** START LISTING **

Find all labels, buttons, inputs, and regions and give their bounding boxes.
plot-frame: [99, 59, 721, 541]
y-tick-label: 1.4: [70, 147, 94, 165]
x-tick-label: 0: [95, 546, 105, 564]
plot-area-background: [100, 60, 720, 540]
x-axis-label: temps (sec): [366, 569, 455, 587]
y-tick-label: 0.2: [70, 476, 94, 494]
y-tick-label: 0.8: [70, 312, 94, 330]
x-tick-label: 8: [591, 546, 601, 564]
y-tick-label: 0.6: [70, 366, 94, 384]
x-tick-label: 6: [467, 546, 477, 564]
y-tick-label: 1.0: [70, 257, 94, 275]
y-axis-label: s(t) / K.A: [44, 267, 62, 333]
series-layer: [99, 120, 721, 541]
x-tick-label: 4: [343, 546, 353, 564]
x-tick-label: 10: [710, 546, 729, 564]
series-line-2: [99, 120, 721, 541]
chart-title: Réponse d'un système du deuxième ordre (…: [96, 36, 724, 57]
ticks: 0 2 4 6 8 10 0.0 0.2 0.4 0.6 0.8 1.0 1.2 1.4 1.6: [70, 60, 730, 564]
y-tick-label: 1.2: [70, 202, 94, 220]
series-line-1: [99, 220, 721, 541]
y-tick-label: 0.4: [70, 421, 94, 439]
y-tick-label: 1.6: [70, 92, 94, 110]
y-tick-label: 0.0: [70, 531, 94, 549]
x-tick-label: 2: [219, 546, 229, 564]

** END LISTING **

EXERCISE GOAL = Can you reproduce the listing above line for line, with nothing changed?

SOLUTION FOR THIS TASK =
Find all labels, buttons, inputs, and regions and give their bounding boxes.
plot-frame: [99, 59, 721, 541]
y-tick-label: 1.4: [70, 147, 94, 165]
x-tick-label: 0: [95, 546, 105, 564]
plot-area-background: [100, 60, 720, 540]
x-axis-label: temps (sec): [366, 569, 455, 587]
y-tick-label: 0.2: [70, 476, 94, 494]
y-tick-label: 0.8: [70, 312, 94, 330]
x-tick-label: 8: [591, 546, 601, 564]
y-tick-label: 0.6: [70, 366, 94, 384]
x-tick-label: 6: [467, 546, 477, 564]
y-tick-label: 1.0: [70, 257, 94, 275]
y-axis-label: s(t) / K.A: [44, 267, 62, 333]
series-layer: [99, 120, 721, 541]
x-tick-label: 4: [343, 546, 353, 564]
x-tick-label: 10: [710, 546, 729, 564]
series-line-2: [99, 120, 721, 541]
chart-title: Réponse d'un système du deuxième ordre (…: [96, 36, 724, 57]
ticks: 0 2 4 6 8 10 0.0 0.2 0.4 0.6 0.8 1.0 1.2 1.4 1.6: [70, 60, 730, 564]
y-tick-label: 1.2: [70, 202, 94, 220]
series-line-1: [99, 220, 721, 541]
y-tick-label: 0.4: [70, 421, 94, 439]
y-tick-label: 1.6: [70, 92, 94, 110]
y-tick-label: 0.0: [70, 531, 94, 549]
x-tick-label: 2: [219, 546, 229, 564]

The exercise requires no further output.